--- Input rows ---
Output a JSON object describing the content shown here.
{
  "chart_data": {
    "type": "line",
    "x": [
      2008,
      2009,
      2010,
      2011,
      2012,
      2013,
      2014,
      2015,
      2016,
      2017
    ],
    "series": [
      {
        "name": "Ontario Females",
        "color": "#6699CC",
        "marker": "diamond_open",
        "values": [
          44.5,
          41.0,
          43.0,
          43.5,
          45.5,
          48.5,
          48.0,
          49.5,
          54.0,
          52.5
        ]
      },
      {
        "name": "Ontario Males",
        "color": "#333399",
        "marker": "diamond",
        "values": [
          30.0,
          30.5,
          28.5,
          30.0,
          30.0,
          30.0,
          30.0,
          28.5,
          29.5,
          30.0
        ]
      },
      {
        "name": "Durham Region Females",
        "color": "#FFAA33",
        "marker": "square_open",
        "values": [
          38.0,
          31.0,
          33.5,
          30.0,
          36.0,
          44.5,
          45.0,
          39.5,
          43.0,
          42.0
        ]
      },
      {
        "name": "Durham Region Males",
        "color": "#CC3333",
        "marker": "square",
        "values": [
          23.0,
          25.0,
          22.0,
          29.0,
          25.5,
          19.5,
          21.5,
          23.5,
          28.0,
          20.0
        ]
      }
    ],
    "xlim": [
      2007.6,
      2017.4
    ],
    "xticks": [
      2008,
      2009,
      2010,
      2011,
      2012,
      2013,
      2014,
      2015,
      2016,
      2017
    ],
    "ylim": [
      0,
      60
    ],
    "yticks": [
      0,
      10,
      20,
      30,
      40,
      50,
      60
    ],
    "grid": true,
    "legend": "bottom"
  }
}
---
> **Problem to work on**
The records above must be output exactly, in full.

> **Exercise response**
Output a JSON object describing the content shown here.
{
  "chart_data": {
    "type": "line",
    "x": [
      2008,
      2009,
      2010,
      2011,
      2012,
      2013,
      2014,
      2015,
      2016,
      2017
    ],
    "series": [
      {
        "name": "Ontario Females",
        "color": "#6699CC",
        "marker": "diamond_open",
        "values": [
          44.5,
          41.0,
          43.0,
          43.5,
          45.5,
          48.5,
          48.0,
          49.5,
          54.0,
          52.5
        ]
      },
      {
        "name": "Ontario Males",
        "color": "#333399",
        "marker": "diamond",
        "values": [
          30.0,
          30.5,
          28.5,
          30.0,
          30.0,
          30.0,
          30.0,
          28.5,
          29.5,
          30.0
        ]
      },
      {
        "name": "Durham Region Females",
        "color": "#FFAA33",
        "marker": "square_open",
        "values": [
          38.0,
          31.0,
          33.5,
          30.0,
          36.0,
          44.5,
          45.0,
          39.5,
          43.0,
          42.0
        ]
      },
      {
        "name": "Durham Region Males",
        "color": "#CC3333",
        "marker": "square",
        "values": [
          23.0,
          25.0,
          22.0,
          29.0,
          25.5,
          19.5,
          21.5,
          23.5,
          28.0,
          20.0
        ]
      }
    ],
    "xlim": [
      2007.6,
      2017.4
    ],
    "xticks": [
      2008,
      2009,
      2010,
      2011,
      2012,
      2013,
      2014,
      2015,
      2016,
      2017
    ],
    "ylim": [
      0,
      60
    ],
    "yticks": [
      0,
      10,
      20,
      30,
      40,
      50,
      60
    ],
    "grid": true,
    "legend": "bottom"
  }
}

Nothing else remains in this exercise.